_Passage to read_
--------------------
Content Guru is a cloud communications provider based in Bracknell, UK. The company provides services in over 60 countries through its cloud Contact Centre as a Service solution, storm. These services are provided directly to customers and with partners such as Vodafone, KPN, and Rakuten. In April 2016, Content Guru received a Queen's Award for Innovation. Clients include the National Health Service, Serco, and TravisPerkins.

In response to the work it carried out for the National Health Service (NHS), Content Guru has won several awards, including the Crisis Management Innovation of the Year at the IT Europa Awards (2022), the Best Innovation in Customer Service at the ECCCSA Awards (2021) and the NextGen Technology Award at the Management Today NextGen Awards (2020).

History 
Content Guru is made up of a number of wholly-owned subsidiaries of Redwood Technologies Group across North America, Asia-Pacific and Europe. The vast majority of the revenue generated by Redwood Technologies Group comes from the delivery of cloud services through the Group's Storm infrastructure, provided and supported by Content Guru.

Content Guru was founded in 2005 and provides cloud-based customer engagement and customer experience services and cloud contact centre products. The company has offices in the US, Japan, Malaysia, Singapore, the UK, the Netherlands, Germany, Ireland and Italy.

In 2010, storm was used by ComRes on behalf of ITV News to provide live audience polling for the first televised election leaders' debate in the build-up to the UK 2010 General Election.
--------------------
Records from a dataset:
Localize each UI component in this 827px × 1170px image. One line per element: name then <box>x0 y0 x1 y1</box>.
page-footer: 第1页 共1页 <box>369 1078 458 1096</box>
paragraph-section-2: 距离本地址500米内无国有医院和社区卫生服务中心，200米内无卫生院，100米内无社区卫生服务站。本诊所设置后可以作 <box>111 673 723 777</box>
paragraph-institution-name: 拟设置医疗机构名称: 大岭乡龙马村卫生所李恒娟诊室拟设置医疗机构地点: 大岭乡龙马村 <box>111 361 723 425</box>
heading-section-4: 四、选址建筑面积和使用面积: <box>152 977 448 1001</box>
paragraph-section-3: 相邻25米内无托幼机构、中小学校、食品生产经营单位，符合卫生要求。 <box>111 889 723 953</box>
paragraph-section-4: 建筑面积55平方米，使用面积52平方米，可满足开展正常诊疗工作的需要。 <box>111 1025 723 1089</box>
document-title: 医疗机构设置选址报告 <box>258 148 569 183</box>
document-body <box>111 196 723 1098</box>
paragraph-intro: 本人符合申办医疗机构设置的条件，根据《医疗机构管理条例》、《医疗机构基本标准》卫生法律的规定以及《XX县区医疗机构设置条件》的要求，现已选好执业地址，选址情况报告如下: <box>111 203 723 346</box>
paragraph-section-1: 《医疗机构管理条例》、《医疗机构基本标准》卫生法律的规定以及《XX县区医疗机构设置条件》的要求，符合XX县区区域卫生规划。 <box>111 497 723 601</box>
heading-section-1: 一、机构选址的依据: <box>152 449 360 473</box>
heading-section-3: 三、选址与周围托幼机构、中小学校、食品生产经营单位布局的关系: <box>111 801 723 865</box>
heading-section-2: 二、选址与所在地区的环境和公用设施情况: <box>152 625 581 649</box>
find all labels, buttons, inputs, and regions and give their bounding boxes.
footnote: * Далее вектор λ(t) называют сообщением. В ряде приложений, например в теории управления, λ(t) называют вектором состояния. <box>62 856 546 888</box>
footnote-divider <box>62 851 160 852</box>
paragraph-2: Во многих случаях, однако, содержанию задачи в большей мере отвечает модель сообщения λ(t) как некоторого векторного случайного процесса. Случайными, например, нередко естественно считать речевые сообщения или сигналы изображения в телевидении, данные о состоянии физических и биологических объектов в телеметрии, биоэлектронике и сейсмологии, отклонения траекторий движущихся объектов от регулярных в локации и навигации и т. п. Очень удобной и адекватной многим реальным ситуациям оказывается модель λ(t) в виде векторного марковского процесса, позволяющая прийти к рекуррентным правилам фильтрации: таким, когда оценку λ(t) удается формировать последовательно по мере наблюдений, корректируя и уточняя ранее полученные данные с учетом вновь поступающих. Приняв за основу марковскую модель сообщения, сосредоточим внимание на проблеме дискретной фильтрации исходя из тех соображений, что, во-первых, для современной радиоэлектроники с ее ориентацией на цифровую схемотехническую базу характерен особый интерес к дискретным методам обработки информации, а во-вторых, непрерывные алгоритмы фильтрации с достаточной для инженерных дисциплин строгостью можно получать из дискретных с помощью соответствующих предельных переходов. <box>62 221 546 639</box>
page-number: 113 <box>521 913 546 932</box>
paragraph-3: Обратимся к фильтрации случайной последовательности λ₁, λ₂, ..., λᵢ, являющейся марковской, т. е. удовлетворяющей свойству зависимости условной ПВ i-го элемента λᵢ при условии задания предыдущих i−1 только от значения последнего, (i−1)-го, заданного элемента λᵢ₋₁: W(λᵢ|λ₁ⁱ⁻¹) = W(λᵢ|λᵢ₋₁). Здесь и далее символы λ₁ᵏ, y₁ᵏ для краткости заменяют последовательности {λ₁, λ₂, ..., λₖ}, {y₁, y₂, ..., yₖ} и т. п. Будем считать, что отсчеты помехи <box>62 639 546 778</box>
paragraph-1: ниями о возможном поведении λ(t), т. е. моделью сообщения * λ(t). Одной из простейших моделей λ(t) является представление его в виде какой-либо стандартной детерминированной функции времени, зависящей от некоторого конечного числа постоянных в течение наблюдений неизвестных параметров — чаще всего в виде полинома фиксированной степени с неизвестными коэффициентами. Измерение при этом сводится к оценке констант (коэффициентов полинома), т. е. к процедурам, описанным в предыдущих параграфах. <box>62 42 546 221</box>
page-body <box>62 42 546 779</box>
--------------------
_Exercise tasks_
**1)** Translate this sentence from the passage on Content Guru into Spanish: "In April 2016, Content Guru received a Queen's Award for Innovation."
**2)** Using the passage on Content Guru, answer briefly:
(a) In which town is the company based?
(b) In what year was it founded?
(c) Which organization used storm on behalf of ITV News in 2010?
**3)** Summarize the passage on Content Guru in two sentences.

_Written responses_
**1)** En abril de 2016, Content Guru recibió un Queen's Award for Innovation.

**2)**
(a) Bracknell, UK
(b) 2005
(c) ComRes

**3)** Content Guru, a cloud communications provider founded in 2005 and based in Bracknell, UK, offers its cloud contact center service storm in over 60 countries, directly and through partners such as Vodafone, KPN, and Rakuten. It is made up of subsidiaries of Redwood Technologies Group and has won several awards, including a Queen's Award for Innovation in 2016 and others for its work with the National Health Service.